# start of Records for processing
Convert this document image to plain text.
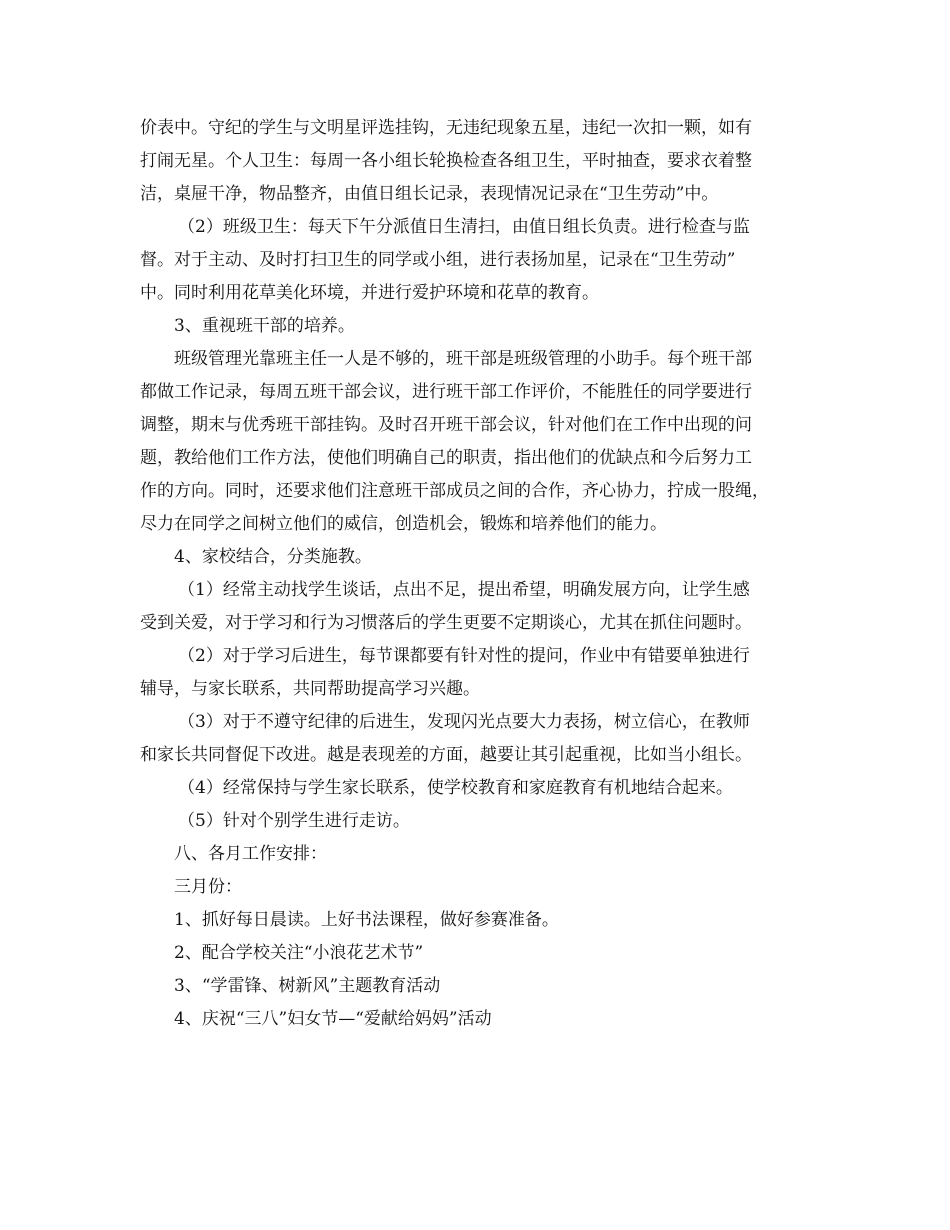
价表中。守纪的学生与文明星评选挂钩，无违纪现象五星，违纪一次扣一颗，如有
打闹无星。个人卫生：每周一各小组长轮换检查各组卫生，平时抽查，要求衣着整
洁，桌屉干净，物品整齐，由值日组长记录，表现情况记录在“卫生劳动”中。
（2）班级卫生：每天下午分派值日生清扫，由值日组长负责。进行检查与监
督。对于主动、及时打扫卫生的同学或小组，进行表扬加星，记录在“卫生劳动”
中。同时利用花草美化环境，并进行爱护环境和花草的教育。
3、重视班干部的培养。
班级管理光靠班主任一人是不够的，班干部是班级管理的小助手。每个班干部
都做工作记录，每周五班干部会议，进行班干部工作评价，不能胜任的同学要进行
调整，期末与优秀班干部挂钩。及时召开班干部会议，针对他们在工作中出现的问
题，教给他们工作方法，使他们明确自己的职责，指出他们的优缺点和今后努力工
作的方向。同时，还要求他们注意班干部成员之间的合作，齐心协力，拧成一股绳，
尽力在同学之间树立他们的威信，创造机会，锻炼和培养他们的能力。
4、家校结合，分类施教。
（1）经常主动找学生谈话，点出不足，提出希望，明确发展方向，让学生感
受到关爱，对于学习和行为习惯落后的学生更要不定期谈心，尤其在抓住问题时。
（2）对于学习后进生，每节课都要有针对性的提问，作业中有错要单独进行
辅导，与家长联系，共同帮助提高学习兴趣。
（3）对于不遵守纪律的后进生，发现闪光点要大力表扬，树立信心，在教师
和家长共同督促下改进。越是表现差的方面，越要让其引起重视，比如当小组长。
（4）经常保持与学生家长联系，使学校教育和家庭教育有机地结合起来。
（5）针对个别学生进行走访。
八、各月工作安排：
三月份：
1、抓好每日晨读。上好书法课程，做好参赛准备。
2、配合学校关注“小浪花艺术节”
3、“学雷锋、树新风”主题教育活动
4、庆祝“三八”妇女节—“爱献给妈妈”活动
# end of Records for processing
*What the task asks*. In this exercise, set down all of the data exactly, without the pictures.

*Task result*.
Convert this document image to plain text.
价表中。守纪的学生与文明星评选挂钩，无违纪现象五星，违纪一次扣一颗，如有
打闹无星。个人卫生：每周一各小组长轮换检查各组卫生，平时抽查，要求衣着整
洁，桌屉干净，物品整齐，由值日组长记录，表现情况记录在“卫生劳动”中。
（2）班级卫生：每天下午分派值日生清扫，由值日组长负责。进行检查与监
督。对于主动、及时打扫卫生的同学或小组，进行表扬加星，记录在“卫生劳动”
中。同时利用花草美化环境，并进行爱护环境和花草的教育。
3、重视班干部的培养。
班级管理光靠班主任一人是不够的，班干部是班级管理的小助手。每个班干部
都做工作记录，每周五班干部会议，进行班干部工作评价，不能胜任的同学要进行
调整，期末与优秀班干部挂钩。及时召开班干部会议，针对他们在工作中出现的问
题，教给他们工作方法，使他们明确自己的职责，指出他们的优缺点和今后努力工
作的方向。同时，还要求他们注意班干部成员之间的合作，齐心协力，拧成一股绳，
尽力在同学之间树立他们的威信，创造机会，锻炼和培养他们的能力。
4、家校结合，分类施教。
（1）经常主动找学生谈话，点出不足，提出希望，明确发展方向，让学生感
受到关爱，对于学习和行为习惯落后的学生更要不定期谈心，尤其在抓住问题时。
（2）对于学习后进生，每节课都要有针对性的提问，作业中有错要单独进行
辅导，与家长联系，共同帮助提高学习兴趣。
（3）对于不遵守纪律的后进生，发现闪光点要大力表扬，树立信心，在教师
和家长共同督促下改进。越是表现差的方面，越要让其引起重视，比如当小组长。
（4）经常保持与学生家长联系，使学校教育和家庭教育有机地结合起来。
（5）针对个别学生进行走访。
八、各月工作安排：
三月份：
1、抓好每日晨读。上好书法课程，做好参赛准备。
2、配合学校关注“小浪花艺术节”
3、“学雷锋、树新风”主题教育活动
4、庆祝“三八”妇女节—“爱献给妈妈”活动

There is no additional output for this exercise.